>> BEGIN Listed entries
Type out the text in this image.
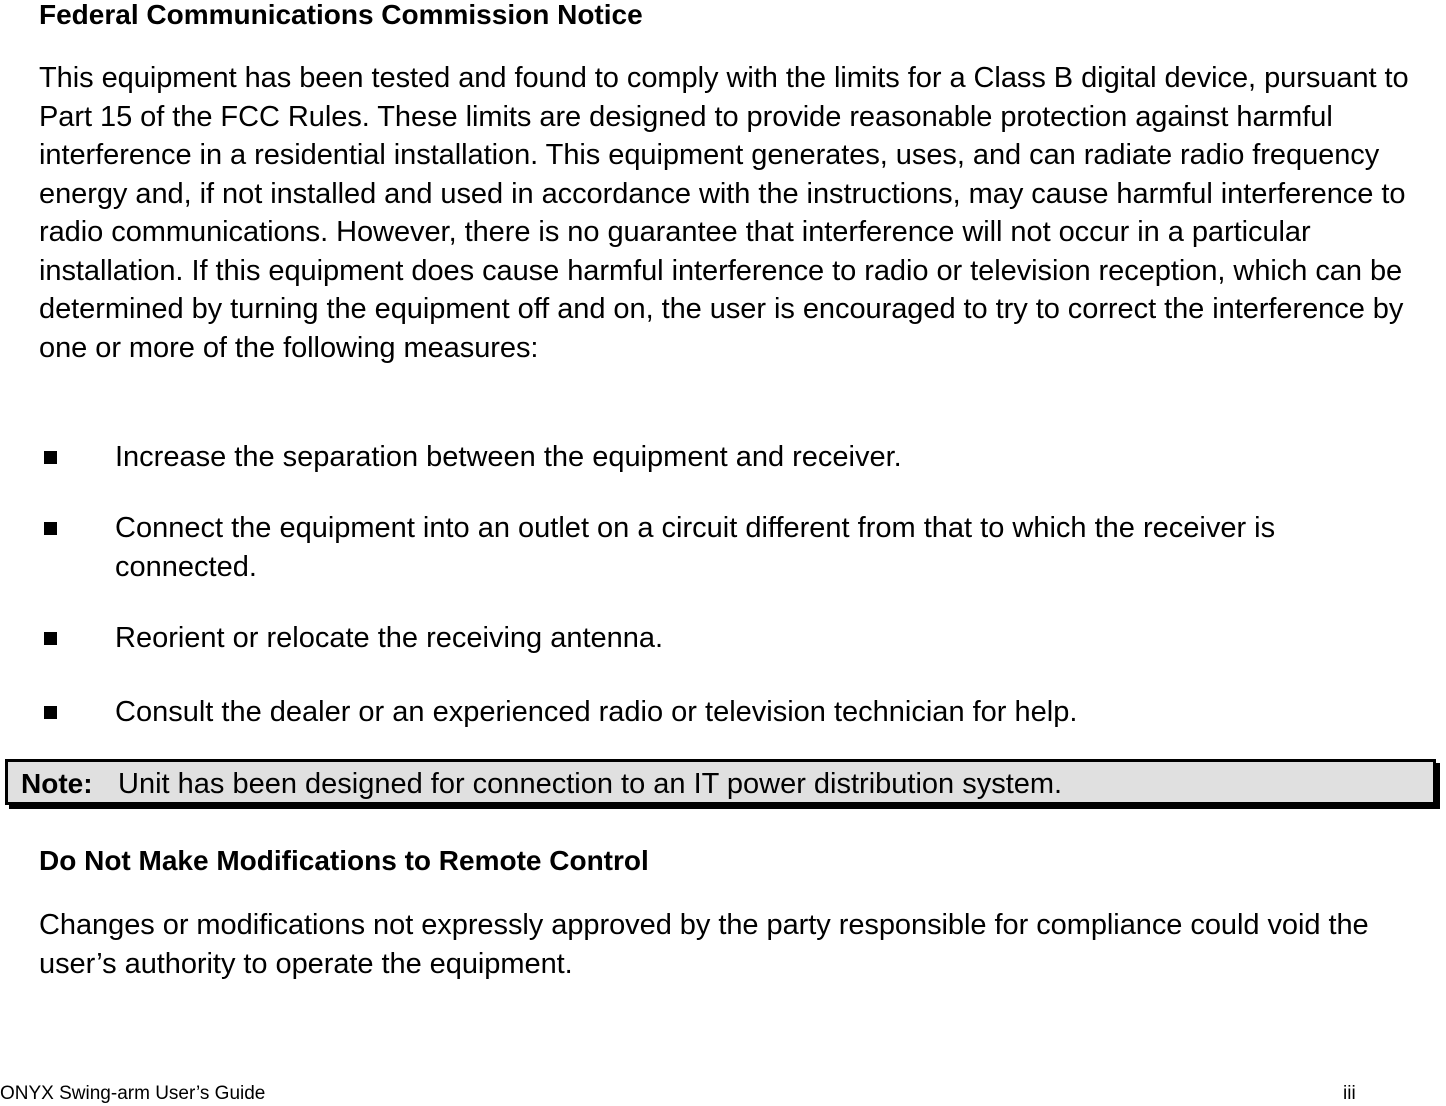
Federal Communications Commission Notice

This equipment has been tested and found to comply with the limits for a Class B digital device, pursuant to Part 15 of the FCC Rules. These limits are designed to provide reasonable protection against harmful interference in a residential installation. This equipment generates, uses, and can radiate radio frequency energy and, if not installed and used in accordance with the instructions, may cause harmful interference to radio communications. However, there is no guarantee that interference will not occur in a particular installation. If this equipment does cause harmful interference to radio or television reception, which can be determined by turning the equipment off and on, the user is encouraged to try to correct the interference by one or more of the following measures:

Increase the separation between the equipment and receiver.

Connect the equipment into an outlet on a circuit different from that to which the receiver is connected.

Reorient or relocate the receiving antenna.

Consult the dealer or an experienced radio or television technician for help.

Note: Unit has been designed for connection to an IT power distribution system.
Do Not Make Modifications to Remote Control

Changes or modifications not expressly approved by the party responsible for compliance could void the user’s authority to operate the equipment.

ONYX Swing-arm User’s Guide	iii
>> END Listed entries
Exercise prompt: Leave out the pictures and print each record exactly as it stands.

Result:
Type out the text in this image.
Federal Communications Commission Notice

This equipment has been tested and found to comply with the limits for a Class B digital device, pursuant to Part 15 of the FCC Rules. These limits are designed to provide reasonable protection against harmful interference in a residential installation. This equipment generates, uses, and can radiate radio frequency energy and, if not installed and used in accordance with the instructions, may cause harmful interference to radio communications. However, there is no guarantee that interference will not occur in a particular installation. If this equipment does cause harmful interference to radio or television reception, which can be determined by turning the equipment off and on, the user is encouraged to try to correct the interference by one or more of the following measures:

Increase the separation between the equipment and receiver.

Connect the equipment into an outlet on a circuit different from that to which the receiver is connected.

Reorient or relocate the receiving antenna.

Consult the dealer or an experienced radio or television technician for help.

Note: Unit has been designed for connection to an IT power distribution system.
Do Not Make Modifications to Remote Control

Changes or modifications not expressly approved by the party responsible for compliance could void the user’s authority to operate the equipment.

ONYX Swing-arm User’s Guide	iii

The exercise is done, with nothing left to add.